= Избранный отрывок =
+++

Больна. Тридцать девять и восемь, опаленные жаром губы, хочется плакать.
Странно, но одновременно какая-то радость за будущее, п р е д в к у ш е н и е здоровья.
Счастлива ли я с ним? Не знаю. Знаю только что нет потрясений. Есть определённость (я бы даже сказала п р е д определённость), покой, уверенность. Нет страха потери, хотя вру, есть, но обычный, не т о т.
Одиночество. Один. Одна. То есть я плюс я. И больше никого. Пойдём дальше. В этом уравнении одиночество = я. И получается: если я боюсь одиночества, значит, боюсь себя.
Приезжай поскорее, а?
Ты пишешь "осталось всего десять дней". Всего? Я не могу, не хочу и совершенно не умею быть одна. Все мои бесы, так надёжно похороненные, начинают лезть наружу и звать за собой.

+++

= Выдержки из записей =
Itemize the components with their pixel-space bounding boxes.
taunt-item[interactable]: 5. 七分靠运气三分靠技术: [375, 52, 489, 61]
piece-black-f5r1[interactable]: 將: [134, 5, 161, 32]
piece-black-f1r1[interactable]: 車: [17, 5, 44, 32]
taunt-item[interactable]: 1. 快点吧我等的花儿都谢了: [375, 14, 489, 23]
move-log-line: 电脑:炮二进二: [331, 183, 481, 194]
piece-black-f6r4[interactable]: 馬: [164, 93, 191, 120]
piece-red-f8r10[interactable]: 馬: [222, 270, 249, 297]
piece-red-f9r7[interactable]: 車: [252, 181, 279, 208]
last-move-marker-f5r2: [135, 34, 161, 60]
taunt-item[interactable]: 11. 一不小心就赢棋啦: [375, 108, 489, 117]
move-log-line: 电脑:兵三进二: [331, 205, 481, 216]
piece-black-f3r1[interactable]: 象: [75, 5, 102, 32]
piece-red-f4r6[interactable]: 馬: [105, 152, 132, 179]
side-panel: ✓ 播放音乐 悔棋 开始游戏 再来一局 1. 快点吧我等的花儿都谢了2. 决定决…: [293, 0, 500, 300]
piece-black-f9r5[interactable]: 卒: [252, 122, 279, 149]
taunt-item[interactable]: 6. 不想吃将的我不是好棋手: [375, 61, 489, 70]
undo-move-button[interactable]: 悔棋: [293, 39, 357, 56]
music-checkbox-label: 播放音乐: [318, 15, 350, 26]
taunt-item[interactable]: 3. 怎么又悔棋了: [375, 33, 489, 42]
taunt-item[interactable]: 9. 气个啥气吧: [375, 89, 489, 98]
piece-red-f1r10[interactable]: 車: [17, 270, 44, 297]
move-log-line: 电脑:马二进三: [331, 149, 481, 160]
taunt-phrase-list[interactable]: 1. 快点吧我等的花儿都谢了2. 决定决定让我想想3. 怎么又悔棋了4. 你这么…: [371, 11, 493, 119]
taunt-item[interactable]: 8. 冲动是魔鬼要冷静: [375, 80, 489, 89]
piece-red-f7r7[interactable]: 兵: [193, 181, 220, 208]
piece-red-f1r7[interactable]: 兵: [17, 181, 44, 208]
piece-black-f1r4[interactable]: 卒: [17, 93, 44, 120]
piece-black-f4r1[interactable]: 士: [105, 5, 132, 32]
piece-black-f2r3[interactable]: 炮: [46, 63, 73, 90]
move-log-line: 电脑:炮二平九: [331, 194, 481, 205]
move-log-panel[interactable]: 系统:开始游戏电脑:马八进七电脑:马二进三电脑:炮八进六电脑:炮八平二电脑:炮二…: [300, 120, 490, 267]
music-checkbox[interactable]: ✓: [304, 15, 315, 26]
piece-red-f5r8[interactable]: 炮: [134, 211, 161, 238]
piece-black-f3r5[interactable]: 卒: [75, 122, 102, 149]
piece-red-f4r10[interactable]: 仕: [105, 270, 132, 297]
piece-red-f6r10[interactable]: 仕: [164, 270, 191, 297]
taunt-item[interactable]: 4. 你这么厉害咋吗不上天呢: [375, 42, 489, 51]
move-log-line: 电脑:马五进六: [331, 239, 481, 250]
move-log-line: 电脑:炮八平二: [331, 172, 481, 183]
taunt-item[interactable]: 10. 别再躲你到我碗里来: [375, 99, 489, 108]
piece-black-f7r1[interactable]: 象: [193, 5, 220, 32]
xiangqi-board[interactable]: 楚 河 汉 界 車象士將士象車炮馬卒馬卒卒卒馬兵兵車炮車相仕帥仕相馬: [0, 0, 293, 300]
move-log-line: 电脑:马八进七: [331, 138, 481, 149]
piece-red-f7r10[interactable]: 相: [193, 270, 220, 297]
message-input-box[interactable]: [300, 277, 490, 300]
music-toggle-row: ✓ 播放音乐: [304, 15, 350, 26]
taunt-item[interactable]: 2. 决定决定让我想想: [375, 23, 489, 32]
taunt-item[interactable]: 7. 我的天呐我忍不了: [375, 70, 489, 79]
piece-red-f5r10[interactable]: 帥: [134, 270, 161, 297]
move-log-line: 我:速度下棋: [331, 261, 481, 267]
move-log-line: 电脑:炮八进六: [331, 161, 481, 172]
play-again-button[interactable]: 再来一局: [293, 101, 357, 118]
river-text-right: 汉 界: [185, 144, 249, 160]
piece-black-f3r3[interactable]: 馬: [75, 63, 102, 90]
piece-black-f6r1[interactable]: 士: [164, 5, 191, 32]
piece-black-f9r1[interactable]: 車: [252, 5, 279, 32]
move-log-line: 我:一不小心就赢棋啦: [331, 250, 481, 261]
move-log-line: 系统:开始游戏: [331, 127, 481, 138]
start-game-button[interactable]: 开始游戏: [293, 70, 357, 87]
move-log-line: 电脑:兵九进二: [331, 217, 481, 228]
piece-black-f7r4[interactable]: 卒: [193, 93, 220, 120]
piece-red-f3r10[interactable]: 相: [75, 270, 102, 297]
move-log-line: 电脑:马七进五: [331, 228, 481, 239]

+++

= Письменное задание 1 =
Какая температура названа в первой строке избранного отрывка?
= Письменное задание 2 =
Продолжите избранный отрывок, начав сразу после его последней фразы.

= Результат упражнения 1 =
Тридцать девять и восемь.

= Результат упражнения 2 =
Вот этот, с лицом сноба, нет, он не красив. От него просто идёт та самая, такая знакомая, волна. Я знаю на что он способен и знаю как сделать его способным. Как посмотреть. Как улыбнуться. Что сказать. Знаю, каким может стать этот деланно холодный взгляд. Знаю что при желании могу заставить его сыграть со мной в самую адреналиновую игру на свете. Ты не подумай, я, конечно же, сдержусь. Но от его случайного полуобъятия возникают мысли. И что они, если уже не измена? Пожалуйста, не отдавай меня им, приезжай скорее.
Я их б о ю с ь.
Те, старые фотографии, их осталось совсем немного. Почти столько же, сколько неудалённых файлов в памяти. Я собрала их в папку и назвала её "комната Синей Бороды". И теперь туда нельзя заходить.
Больше не ищу Знаки, не прислушиваюсь к снам и они отвечают мне тем же, просто пропали и всё.
И хорошо. Живу спокойно, скучно, размеренно, тихо. Слушаю цикад за окном.
Часто думаю о Тех, наверху. Есть они или это просто я маниакально всматриваюсь в каждое событие, ища в нём тайные знаки, скрытые подтексты и недомолвки?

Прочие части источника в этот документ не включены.